PASSAGE SHOWN START

The present study used the National Health Insurance Claim database which is based on the available claim and demographics data held by the National Health Insurance Corporation (NHIC) and is representative of the Korean population. This study was a retrospective cohort design, which reflected the process of diabetes diagnosis and treatment in the real world clinical practice. The study design included a postdiagnosis period of 2 years as the run-in period before the index date. The complications at 2-year postdiagnosis as the index date were the baseline clinical information associated with the mortality and hospitalization during the follow-up period. The present study also analyzed the factors associated with the complications, which included comorbidity, type of antidiabetic drugs, the pattern of pharmacotherapy, and concomitant medications. The risk of hospitalization or mortality was assessed by levels of zero to 5 or more DCSI, which reflects the number and severity of diabetes complications. Diabetes patients can be stratified according to their severity of morbidity through indicators such as DCSI with HbA1C or blood glucose levels. The utilization of DCSI in assessing patients with DM can improve the strategy in medical care and medication therapy management with the intensified consultation and proper reimbursement for the services. In the case of chronic diseases such as diabetes, medical benefits or services need to be differentiated according to the severity of complications. More medical insurance benefits could be provided for patients with severe diseases, which would save the direct or indirect medical costs. Clinical excellence in the medical care of DM patients would use efficiently the medical resources. The National Health Insurance System (NHIS) is operated by a single insurer for the entire nation with universal insurance and a mandatory service as a social security system in Korea. The public pays health insurance premiums to the NHIC by differentiating them according to income. When you see a doctor in a hospital or take a prescription drug from a pharmacy, you pay 30% as a copayment and a medical institution receives a 70% national contribution of the medical bill claims.

PASSAGE SHOWN END
INFORMATION GIVEN START

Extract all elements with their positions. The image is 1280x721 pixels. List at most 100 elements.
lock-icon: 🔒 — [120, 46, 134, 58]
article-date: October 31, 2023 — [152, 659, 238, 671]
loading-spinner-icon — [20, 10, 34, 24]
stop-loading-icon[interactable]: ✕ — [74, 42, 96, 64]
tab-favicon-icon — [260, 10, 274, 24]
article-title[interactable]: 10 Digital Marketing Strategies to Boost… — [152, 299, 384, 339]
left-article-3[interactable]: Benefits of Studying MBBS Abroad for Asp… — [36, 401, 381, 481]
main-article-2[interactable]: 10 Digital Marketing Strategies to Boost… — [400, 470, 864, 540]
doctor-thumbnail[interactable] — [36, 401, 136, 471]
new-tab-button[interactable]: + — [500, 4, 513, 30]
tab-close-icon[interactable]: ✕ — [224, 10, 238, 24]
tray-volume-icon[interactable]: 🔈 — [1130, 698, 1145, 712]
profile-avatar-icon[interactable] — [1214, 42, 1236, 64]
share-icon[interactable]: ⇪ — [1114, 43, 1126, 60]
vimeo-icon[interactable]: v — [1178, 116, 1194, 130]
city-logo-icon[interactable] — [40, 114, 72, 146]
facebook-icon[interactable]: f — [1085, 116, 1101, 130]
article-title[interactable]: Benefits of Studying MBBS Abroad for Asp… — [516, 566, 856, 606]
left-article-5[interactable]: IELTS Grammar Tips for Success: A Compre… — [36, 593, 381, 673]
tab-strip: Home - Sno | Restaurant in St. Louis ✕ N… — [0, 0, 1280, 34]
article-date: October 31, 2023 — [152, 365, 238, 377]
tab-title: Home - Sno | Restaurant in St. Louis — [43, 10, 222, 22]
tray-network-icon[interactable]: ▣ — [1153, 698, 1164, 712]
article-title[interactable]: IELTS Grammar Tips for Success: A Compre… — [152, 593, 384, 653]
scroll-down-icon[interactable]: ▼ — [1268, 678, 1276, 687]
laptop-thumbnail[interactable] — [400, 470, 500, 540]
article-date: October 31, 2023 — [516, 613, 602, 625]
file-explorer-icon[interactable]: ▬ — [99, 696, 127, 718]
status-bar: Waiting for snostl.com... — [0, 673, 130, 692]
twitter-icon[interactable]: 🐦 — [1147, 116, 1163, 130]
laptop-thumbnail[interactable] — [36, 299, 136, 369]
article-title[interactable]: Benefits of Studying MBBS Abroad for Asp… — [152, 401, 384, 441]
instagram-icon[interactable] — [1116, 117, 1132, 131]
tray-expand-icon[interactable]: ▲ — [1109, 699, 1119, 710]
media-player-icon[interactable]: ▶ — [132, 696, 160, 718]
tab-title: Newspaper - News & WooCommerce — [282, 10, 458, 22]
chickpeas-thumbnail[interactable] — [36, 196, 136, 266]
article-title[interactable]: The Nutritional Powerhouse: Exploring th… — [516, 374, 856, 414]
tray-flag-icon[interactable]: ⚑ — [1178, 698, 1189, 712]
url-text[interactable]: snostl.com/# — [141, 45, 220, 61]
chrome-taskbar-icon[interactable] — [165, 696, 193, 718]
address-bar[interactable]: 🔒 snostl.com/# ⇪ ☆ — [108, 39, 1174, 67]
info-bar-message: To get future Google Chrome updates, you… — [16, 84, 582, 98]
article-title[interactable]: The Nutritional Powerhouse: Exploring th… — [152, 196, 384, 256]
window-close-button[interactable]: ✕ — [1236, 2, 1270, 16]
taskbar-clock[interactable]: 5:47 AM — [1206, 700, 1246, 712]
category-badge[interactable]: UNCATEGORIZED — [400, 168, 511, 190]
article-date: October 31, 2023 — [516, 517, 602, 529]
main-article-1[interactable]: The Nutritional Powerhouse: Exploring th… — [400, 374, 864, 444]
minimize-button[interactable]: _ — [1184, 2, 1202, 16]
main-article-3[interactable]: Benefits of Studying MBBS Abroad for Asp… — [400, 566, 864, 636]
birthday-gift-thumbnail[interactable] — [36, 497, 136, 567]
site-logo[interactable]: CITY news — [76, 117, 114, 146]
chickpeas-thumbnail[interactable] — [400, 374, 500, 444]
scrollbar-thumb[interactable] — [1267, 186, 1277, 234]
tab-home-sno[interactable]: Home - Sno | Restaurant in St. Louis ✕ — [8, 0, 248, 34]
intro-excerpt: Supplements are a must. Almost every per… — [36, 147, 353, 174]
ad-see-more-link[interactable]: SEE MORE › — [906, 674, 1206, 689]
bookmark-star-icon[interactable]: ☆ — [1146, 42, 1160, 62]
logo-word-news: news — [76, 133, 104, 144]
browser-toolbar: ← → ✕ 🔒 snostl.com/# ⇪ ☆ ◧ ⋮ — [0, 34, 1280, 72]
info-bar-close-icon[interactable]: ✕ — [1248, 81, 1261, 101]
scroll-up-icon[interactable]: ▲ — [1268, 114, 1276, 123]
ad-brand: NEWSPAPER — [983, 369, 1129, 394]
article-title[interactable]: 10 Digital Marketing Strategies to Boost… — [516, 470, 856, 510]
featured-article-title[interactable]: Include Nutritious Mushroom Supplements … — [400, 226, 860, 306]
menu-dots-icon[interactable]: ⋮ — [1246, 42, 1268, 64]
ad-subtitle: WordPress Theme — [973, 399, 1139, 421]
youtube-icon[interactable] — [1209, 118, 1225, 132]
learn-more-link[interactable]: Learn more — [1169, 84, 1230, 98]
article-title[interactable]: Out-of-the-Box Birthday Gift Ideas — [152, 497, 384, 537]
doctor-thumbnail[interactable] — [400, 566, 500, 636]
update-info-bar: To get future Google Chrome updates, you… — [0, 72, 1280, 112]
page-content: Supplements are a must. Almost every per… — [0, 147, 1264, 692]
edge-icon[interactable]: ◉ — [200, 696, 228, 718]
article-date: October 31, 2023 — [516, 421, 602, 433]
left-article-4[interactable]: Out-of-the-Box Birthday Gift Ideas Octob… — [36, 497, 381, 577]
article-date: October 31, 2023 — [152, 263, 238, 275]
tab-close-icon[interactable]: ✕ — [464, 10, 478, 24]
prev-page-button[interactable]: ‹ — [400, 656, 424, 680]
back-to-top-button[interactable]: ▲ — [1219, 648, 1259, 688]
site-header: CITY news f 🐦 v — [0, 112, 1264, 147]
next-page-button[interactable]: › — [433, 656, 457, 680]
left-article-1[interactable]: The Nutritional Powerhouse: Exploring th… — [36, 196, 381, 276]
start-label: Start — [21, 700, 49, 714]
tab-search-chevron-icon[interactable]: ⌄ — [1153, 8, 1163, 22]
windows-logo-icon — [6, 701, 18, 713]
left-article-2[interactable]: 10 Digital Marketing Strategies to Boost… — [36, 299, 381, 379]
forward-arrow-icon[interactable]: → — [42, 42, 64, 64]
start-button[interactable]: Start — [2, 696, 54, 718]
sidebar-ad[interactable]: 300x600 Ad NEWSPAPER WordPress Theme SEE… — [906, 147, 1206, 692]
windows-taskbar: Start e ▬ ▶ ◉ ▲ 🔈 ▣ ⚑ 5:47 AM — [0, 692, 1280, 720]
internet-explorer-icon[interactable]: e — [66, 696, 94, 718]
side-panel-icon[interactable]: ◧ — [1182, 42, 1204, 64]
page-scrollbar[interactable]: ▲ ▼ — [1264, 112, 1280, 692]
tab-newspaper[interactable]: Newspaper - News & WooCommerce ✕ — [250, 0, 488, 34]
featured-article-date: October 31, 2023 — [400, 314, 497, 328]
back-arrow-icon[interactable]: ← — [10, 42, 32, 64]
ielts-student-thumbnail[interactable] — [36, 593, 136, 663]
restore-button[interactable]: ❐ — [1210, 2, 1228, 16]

INFORMATION GIVEN END

**TASK LIST:**
A) Decide whether each statement agrees with the passage on diabetes complications and Korean health insurance, and quote the words of the passage that settle each one: (i) the study followed a prospective cohort design; (ii) the run-in period before the index date lasted 2 years; (iii) patients pay 70% of the medical bill as a copayment.
B) Extend the passage on diabetes complications and Korean health insurance, starting after its final sentence.
The records have no connection to the passage on diabetes complications and Korean health insurance.

**ANSWER SET:**
A)
(i) No: "This study was a retrospective cohort design"
(ii) Yes: "a postdiagnosis period of 2 years as the run-in period before the index date"
(iii) No: "you pay 30% as a copayment"

B)
The present study had some limitations. The NHID data comprises health insurance claim data as well as the 2-year regular health examination data. This study could not include clinical laboratory tests related to the complications. The DM complications could not be analyzed on the basis of the clinical test results for glycosylated hemoglobin, blood glucose, blood pressure, lipid, and glomerular filtration rate because the NHID is not an electronic medical record of hospital patients. The health examination data included in the NHID is the result of regular check-ups every 2 years, independent of medical care in a hospital. However, the concurrent medications and diseases were included in the analyses instead of the laboratory tests to evaluate the effects of the clinical factors on the incidence of complications and the risk of mortality or hospitalization. Besides, we could not use the information on weight, diet, genetic factors, smoking status, and vaccination, which were the risk factors for diabetes complications. In the present study, the occurrence of complications was identified using only diagnostic codes comprising 55 subcategories of 7 categories, which reflected the diabetes complications evaluated in a previous study [14] as much as possible. The complications were measured at 2 years after T2DM diagnosis to match with the duration of diabetes among the study subjects with a relatively longer follow-up out of the study period. The baseline complications at 5 or 10 years after T2DM diagnosis would also be interesting for evaluating the risks of mortality and hospitalization for a shorter follow-up period.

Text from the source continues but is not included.